▸ **Dataset items**
>> Start

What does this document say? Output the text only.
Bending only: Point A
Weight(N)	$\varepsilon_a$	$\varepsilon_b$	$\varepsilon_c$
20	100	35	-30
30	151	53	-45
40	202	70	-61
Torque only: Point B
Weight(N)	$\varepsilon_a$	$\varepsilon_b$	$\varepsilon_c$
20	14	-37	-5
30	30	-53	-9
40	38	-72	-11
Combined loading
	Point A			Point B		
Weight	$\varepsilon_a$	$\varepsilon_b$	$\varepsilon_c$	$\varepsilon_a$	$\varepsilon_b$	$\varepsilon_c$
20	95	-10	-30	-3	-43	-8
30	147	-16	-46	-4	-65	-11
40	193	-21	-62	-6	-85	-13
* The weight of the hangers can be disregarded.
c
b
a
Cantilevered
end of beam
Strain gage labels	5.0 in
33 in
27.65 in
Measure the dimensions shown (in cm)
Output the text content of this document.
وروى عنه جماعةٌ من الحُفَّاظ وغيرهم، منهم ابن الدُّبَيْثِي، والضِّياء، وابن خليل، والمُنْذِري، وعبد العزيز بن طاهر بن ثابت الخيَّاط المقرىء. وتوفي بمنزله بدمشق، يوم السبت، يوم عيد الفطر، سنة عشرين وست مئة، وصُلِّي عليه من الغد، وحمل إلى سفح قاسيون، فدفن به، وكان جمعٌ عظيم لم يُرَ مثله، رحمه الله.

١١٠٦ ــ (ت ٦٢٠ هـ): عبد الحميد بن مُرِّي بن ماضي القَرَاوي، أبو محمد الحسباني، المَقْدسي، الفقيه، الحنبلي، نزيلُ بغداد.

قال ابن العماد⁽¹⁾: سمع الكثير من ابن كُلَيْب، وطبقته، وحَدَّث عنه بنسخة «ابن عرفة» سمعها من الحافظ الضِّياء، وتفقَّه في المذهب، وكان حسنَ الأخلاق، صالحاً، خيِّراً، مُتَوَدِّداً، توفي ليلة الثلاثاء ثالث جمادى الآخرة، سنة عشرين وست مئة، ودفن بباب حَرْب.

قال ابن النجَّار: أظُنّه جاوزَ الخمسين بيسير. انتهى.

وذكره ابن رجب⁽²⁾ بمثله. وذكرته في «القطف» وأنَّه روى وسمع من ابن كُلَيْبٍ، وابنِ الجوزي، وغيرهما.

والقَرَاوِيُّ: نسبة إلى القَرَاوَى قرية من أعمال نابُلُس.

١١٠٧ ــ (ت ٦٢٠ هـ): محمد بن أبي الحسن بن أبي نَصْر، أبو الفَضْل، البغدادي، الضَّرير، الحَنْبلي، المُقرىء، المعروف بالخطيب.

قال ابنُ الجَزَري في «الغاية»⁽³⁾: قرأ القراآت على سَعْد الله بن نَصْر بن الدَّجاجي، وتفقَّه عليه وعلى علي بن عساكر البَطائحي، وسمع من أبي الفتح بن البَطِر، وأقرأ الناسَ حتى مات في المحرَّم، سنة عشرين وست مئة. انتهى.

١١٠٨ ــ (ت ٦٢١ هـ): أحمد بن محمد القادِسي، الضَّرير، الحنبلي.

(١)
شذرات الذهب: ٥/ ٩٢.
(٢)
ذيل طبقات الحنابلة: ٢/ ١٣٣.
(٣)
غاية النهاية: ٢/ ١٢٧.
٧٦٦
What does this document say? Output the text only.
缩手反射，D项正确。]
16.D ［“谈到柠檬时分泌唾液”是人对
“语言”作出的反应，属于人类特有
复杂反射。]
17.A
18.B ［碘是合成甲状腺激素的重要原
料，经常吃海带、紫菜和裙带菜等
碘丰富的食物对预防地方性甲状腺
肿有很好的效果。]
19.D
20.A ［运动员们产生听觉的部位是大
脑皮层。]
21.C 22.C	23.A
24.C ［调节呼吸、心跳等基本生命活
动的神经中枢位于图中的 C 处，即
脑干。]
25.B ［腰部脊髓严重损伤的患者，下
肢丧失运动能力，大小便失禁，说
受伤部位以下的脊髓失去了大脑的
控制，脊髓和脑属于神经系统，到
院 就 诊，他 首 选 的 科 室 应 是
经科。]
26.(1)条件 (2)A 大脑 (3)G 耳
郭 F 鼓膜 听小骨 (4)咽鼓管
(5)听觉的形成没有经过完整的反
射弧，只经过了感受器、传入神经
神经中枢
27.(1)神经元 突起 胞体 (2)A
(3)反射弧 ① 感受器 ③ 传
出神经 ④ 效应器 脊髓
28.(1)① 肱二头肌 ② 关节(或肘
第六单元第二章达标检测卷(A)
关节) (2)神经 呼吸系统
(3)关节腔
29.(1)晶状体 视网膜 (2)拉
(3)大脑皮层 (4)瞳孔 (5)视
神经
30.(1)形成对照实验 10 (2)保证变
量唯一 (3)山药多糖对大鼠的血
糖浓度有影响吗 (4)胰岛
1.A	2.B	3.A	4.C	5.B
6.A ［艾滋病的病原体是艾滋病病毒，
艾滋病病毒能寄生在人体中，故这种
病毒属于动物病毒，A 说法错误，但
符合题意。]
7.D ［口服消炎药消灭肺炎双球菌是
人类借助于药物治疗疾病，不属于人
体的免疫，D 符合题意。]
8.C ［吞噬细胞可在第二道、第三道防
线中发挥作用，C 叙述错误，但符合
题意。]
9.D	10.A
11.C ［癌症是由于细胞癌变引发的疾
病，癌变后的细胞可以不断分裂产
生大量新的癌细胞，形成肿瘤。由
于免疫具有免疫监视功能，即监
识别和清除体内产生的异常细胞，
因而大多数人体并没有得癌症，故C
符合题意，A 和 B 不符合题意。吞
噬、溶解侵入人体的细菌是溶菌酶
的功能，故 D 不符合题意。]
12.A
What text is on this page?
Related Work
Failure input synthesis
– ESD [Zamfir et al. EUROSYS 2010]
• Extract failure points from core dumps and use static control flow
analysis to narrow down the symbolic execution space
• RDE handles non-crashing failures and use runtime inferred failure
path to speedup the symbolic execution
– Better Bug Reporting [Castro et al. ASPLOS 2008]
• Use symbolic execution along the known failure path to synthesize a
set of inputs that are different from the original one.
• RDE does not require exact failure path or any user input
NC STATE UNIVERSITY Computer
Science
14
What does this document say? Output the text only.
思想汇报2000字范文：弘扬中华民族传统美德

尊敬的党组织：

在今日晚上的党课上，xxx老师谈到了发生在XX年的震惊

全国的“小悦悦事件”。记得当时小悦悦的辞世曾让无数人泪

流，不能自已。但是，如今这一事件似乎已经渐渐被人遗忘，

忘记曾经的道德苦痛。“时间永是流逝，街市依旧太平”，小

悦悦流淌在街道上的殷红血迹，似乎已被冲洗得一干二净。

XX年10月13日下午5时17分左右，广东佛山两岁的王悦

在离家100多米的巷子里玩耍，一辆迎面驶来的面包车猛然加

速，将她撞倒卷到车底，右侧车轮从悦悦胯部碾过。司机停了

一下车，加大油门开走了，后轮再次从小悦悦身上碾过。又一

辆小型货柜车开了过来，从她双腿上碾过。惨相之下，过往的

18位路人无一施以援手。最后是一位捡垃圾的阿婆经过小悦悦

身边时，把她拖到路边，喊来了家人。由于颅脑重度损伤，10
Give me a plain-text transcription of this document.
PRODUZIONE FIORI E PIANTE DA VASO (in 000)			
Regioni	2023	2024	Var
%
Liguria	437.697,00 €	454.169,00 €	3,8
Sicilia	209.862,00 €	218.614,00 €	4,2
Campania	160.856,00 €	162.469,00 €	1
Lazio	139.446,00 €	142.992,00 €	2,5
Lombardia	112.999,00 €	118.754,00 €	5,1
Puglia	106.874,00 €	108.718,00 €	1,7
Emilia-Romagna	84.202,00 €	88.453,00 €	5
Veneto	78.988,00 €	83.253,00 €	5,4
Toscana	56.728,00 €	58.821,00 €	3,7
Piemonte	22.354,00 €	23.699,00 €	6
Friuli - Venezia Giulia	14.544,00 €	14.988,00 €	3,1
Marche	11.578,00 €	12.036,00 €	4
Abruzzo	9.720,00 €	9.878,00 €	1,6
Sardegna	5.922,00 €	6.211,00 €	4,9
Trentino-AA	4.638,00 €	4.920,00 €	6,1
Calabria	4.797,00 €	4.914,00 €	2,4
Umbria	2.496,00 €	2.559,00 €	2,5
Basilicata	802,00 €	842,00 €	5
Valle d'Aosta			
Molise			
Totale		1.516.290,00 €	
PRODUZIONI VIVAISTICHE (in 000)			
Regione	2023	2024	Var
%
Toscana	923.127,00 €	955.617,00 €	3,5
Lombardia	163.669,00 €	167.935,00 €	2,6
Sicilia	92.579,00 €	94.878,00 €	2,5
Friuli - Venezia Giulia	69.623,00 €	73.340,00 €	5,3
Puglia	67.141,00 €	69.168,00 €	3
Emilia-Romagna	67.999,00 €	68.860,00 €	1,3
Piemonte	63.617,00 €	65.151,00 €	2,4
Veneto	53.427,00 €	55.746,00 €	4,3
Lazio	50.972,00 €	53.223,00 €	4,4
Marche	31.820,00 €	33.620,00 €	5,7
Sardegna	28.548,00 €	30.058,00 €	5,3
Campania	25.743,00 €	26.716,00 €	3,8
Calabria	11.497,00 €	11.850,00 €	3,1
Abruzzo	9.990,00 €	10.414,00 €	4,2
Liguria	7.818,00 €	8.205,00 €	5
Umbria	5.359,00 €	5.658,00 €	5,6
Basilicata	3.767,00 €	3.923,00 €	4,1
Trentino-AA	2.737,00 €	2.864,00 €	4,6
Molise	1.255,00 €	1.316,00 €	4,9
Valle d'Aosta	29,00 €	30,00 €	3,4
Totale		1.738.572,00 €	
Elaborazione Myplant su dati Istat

>> End

▸ **Your instructions**
Copy out each line of the records that holds the string "Piemonte".

▸ **Solution to this problem**
Piemonte	22.354,00 €	23.699,00 €	6
Piemonte	63.617,00 €	65.151,00 €	2,4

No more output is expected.